(Stored records)
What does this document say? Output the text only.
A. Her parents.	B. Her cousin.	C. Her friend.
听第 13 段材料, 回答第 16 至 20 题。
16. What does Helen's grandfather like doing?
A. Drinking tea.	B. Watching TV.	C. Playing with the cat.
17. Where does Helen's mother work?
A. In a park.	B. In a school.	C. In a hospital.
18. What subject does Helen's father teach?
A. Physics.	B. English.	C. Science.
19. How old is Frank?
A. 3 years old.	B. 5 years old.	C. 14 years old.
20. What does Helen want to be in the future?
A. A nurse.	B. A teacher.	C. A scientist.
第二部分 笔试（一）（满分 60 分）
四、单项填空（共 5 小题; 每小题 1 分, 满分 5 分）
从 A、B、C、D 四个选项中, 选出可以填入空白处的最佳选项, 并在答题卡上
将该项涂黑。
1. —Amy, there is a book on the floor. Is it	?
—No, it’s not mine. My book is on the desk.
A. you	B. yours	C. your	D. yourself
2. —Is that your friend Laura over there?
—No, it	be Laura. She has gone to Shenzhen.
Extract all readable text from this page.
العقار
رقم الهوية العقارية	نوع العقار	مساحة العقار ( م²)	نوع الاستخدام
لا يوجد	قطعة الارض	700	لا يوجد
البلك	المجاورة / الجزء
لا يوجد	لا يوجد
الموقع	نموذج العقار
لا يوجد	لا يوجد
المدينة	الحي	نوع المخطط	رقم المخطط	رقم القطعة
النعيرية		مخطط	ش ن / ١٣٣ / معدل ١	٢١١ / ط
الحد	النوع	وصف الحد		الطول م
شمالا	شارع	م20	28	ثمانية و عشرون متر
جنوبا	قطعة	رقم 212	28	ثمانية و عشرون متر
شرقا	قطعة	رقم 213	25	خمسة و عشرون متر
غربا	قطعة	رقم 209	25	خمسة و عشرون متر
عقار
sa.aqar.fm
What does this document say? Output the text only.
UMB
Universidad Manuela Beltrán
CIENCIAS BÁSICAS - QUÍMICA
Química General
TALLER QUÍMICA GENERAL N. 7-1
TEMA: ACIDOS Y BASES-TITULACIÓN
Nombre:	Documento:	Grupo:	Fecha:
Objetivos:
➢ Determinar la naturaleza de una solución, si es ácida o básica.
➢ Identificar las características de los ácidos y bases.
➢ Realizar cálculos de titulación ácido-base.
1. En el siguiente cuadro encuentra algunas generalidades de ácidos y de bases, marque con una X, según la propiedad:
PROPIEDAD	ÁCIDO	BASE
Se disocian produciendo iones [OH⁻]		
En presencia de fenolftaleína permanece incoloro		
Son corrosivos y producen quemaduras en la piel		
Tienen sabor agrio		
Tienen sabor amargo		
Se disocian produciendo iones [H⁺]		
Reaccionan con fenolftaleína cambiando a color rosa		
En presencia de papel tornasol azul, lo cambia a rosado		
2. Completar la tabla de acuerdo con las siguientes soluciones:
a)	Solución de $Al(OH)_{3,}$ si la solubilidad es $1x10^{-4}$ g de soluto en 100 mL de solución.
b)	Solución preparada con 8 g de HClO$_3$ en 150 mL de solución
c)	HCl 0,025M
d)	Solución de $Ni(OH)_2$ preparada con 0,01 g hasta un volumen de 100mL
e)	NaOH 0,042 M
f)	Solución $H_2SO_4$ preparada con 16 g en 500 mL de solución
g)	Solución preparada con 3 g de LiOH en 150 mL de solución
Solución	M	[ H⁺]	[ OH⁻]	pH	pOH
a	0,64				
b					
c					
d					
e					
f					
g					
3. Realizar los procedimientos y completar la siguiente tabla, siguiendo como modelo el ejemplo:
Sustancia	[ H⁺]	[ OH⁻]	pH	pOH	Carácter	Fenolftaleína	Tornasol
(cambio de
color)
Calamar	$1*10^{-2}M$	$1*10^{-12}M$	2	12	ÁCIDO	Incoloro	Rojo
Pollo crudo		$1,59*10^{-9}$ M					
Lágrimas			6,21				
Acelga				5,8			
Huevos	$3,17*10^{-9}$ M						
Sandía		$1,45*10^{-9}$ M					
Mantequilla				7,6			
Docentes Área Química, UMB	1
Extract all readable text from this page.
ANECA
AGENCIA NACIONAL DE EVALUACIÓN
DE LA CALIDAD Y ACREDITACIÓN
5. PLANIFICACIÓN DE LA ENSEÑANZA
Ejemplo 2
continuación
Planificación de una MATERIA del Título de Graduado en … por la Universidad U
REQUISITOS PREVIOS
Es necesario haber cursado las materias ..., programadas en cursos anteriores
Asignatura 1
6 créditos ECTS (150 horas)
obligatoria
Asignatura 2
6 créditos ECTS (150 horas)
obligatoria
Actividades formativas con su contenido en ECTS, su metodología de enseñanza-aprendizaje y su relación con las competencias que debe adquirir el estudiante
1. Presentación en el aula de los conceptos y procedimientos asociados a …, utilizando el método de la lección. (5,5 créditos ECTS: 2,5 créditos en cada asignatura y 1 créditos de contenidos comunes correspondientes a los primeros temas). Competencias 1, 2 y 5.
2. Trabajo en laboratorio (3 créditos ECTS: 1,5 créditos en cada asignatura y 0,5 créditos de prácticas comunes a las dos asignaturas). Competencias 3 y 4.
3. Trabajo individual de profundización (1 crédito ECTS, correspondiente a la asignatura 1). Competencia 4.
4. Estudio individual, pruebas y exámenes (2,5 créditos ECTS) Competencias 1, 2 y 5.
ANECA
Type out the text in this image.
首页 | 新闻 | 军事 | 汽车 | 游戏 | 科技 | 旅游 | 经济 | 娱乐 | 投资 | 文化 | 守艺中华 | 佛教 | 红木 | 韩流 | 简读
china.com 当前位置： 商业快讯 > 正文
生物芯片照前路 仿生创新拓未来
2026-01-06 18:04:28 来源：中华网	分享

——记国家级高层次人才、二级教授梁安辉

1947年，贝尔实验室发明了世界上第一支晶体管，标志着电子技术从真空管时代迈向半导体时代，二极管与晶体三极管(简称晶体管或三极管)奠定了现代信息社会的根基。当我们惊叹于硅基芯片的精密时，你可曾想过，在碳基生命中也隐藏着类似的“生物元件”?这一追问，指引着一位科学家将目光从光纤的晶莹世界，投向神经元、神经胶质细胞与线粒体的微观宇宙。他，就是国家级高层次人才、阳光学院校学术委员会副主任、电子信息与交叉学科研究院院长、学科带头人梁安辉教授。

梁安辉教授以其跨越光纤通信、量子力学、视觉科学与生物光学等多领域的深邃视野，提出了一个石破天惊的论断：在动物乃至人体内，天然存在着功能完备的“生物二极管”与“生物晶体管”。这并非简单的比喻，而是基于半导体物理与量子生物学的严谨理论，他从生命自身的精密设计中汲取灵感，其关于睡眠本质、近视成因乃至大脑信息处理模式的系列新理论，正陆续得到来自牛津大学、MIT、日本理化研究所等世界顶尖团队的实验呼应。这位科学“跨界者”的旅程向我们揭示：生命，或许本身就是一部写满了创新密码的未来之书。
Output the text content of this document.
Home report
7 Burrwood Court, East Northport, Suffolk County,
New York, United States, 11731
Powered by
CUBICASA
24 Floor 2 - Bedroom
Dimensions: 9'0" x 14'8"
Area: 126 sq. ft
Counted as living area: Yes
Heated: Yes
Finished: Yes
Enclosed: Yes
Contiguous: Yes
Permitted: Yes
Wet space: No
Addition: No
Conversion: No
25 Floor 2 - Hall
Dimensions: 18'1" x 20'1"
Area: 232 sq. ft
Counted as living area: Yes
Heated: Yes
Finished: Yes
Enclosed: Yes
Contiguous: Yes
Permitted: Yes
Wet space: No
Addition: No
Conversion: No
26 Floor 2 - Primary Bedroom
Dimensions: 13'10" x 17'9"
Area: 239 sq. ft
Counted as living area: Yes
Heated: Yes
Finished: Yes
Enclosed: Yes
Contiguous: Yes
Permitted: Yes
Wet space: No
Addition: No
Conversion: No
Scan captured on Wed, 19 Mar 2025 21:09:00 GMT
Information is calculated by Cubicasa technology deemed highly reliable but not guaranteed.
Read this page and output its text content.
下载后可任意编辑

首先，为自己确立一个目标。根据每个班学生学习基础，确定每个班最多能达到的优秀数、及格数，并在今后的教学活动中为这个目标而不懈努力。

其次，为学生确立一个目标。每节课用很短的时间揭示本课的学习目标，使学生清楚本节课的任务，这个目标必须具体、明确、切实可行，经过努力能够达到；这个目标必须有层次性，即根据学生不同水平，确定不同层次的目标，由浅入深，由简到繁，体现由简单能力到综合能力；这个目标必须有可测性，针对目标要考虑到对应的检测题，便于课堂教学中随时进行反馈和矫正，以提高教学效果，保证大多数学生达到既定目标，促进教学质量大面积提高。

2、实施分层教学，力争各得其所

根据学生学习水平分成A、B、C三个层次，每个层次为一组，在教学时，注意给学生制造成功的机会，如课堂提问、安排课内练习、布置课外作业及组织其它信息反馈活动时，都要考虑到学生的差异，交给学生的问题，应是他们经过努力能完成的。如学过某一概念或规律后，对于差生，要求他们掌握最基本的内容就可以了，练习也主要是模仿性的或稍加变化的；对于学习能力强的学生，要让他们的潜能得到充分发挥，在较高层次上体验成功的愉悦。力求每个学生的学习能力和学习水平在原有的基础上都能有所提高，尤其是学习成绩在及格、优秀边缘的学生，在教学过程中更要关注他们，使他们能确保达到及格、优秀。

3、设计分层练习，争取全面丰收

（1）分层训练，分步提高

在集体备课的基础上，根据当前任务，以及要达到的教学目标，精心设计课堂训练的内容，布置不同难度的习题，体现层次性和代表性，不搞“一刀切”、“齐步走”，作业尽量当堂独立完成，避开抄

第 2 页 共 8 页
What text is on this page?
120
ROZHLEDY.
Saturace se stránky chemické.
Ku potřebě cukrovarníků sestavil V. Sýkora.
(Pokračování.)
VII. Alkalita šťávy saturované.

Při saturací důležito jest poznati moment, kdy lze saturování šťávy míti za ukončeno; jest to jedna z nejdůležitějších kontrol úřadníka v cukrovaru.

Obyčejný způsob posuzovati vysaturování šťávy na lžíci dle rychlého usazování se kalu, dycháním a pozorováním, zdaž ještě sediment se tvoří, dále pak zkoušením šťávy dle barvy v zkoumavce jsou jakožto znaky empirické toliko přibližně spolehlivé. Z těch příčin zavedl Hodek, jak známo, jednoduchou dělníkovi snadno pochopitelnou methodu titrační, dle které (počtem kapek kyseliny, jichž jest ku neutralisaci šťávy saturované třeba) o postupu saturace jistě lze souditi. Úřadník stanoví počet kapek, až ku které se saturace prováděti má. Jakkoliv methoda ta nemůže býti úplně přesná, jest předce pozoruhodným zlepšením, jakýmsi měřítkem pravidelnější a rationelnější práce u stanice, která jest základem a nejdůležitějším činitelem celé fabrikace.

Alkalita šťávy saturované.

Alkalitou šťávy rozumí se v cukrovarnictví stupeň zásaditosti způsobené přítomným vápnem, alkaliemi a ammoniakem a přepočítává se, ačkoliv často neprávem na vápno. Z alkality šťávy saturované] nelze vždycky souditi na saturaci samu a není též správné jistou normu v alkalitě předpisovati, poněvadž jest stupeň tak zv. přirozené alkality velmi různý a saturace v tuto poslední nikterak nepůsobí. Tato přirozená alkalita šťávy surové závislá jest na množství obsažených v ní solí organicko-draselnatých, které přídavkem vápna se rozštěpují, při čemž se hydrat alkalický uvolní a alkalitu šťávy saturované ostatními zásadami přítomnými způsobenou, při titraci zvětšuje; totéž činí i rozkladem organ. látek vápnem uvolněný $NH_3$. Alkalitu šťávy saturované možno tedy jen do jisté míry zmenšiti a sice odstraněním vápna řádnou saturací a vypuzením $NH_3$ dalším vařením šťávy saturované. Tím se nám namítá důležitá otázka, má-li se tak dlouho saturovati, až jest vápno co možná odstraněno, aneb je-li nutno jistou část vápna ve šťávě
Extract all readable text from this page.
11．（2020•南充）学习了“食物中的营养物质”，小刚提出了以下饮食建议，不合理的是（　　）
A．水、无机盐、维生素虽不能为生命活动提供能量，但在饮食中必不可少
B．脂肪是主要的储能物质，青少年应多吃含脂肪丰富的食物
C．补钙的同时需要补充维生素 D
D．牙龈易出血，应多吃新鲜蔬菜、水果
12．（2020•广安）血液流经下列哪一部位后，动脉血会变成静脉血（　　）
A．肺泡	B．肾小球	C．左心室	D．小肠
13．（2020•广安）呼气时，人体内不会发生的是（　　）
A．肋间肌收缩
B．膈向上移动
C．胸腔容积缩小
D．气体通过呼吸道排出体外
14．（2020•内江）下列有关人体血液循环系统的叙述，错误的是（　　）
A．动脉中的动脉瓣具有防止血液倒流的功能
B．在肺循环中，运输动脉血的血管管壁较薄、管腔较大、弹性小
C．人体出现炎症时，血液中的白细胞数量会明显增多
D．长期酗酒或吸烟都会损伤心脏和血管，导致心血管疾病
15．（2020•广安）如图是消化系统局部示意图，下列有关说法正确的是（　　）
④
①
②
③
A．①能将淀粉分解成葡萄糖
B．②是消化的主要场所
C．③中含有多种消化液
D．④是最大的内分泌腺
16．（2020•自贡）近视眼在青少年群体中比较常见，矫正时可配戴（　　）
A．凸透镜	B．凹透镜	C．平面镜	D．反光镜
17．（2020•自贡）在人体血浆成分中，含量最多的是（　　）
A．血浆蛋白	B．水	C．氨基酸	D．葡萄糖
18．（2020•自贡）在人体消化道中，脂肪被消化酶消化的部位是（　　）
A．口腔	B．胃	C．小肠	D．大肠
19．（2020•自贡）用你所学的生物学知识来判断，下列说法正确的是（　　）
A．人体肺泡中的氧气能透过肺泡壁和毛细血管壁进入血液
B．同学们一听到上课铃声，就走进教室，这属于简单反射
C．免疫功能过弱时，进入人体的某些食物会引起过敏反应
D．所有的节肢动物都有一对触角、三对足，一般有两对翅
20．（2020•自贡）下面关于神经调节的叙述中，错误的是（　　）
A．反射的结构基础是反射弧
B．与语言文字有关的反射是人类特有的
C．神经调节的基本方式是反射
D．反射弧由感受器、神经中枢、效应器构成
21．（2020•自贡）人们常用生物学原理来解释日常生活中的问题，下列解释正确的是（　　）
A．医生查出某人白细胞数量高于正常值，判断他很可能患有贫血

TASK TO CARRY OUT: From the data, list each line in which the string "content" appears.

FINAL RESULT:
Output the text content of this document.
Read this page and output its text content.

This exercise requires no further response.